Information shown =
###

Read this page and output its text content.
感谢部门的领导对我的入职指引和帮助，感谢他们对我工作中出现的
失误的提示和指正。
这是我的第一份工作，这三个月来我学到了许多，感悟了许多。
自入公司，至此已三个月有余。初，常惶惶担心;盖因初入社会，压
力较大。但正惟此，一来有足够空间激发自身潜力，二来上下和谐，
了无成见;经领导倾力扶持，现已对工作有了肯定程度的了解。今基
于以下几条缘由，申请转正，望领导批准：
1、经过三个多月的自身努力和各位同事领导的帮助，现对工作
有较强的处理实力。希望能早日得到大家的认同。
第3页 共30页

###

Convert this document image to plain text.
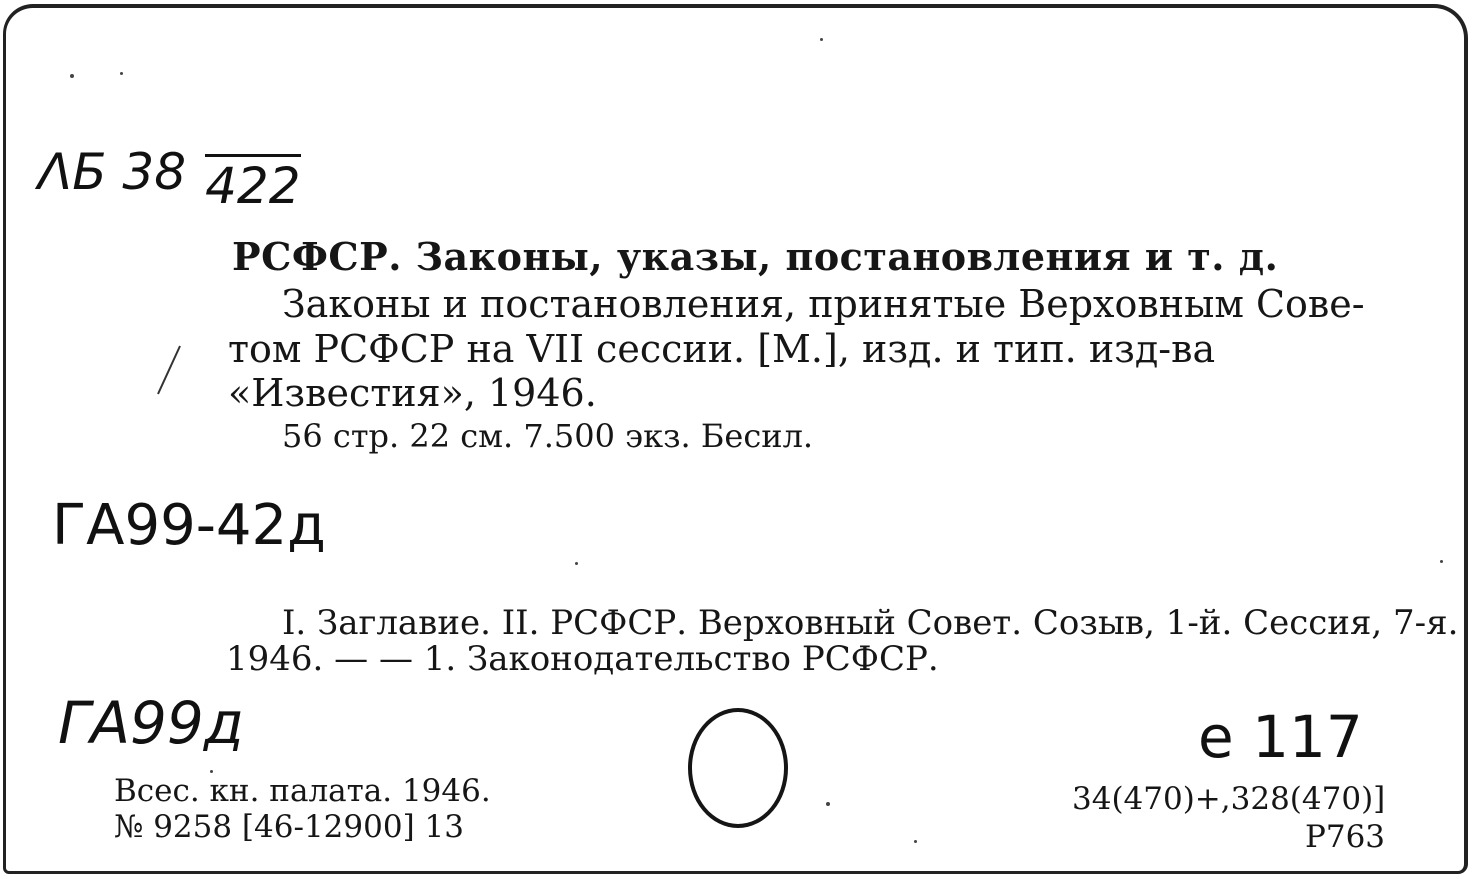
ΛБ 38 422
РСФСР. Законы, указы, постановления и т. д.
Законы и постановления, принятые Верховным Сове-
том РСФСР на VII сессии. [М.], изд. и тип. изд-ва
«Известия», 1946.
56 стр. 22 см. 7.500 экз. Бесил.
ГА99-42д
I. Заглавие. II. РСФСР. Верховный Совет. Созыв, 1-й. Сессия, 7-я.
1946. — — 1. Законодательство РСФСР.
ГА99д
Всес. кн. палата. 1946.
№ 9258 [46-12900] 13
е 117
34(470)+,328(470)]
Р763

###

Aim = From the listing above, pick out every line containing "Законы".

Reply =
РСФСР. Законы, указы, постановления и т. д.
Законы и постановления, принятые Верховным Сове-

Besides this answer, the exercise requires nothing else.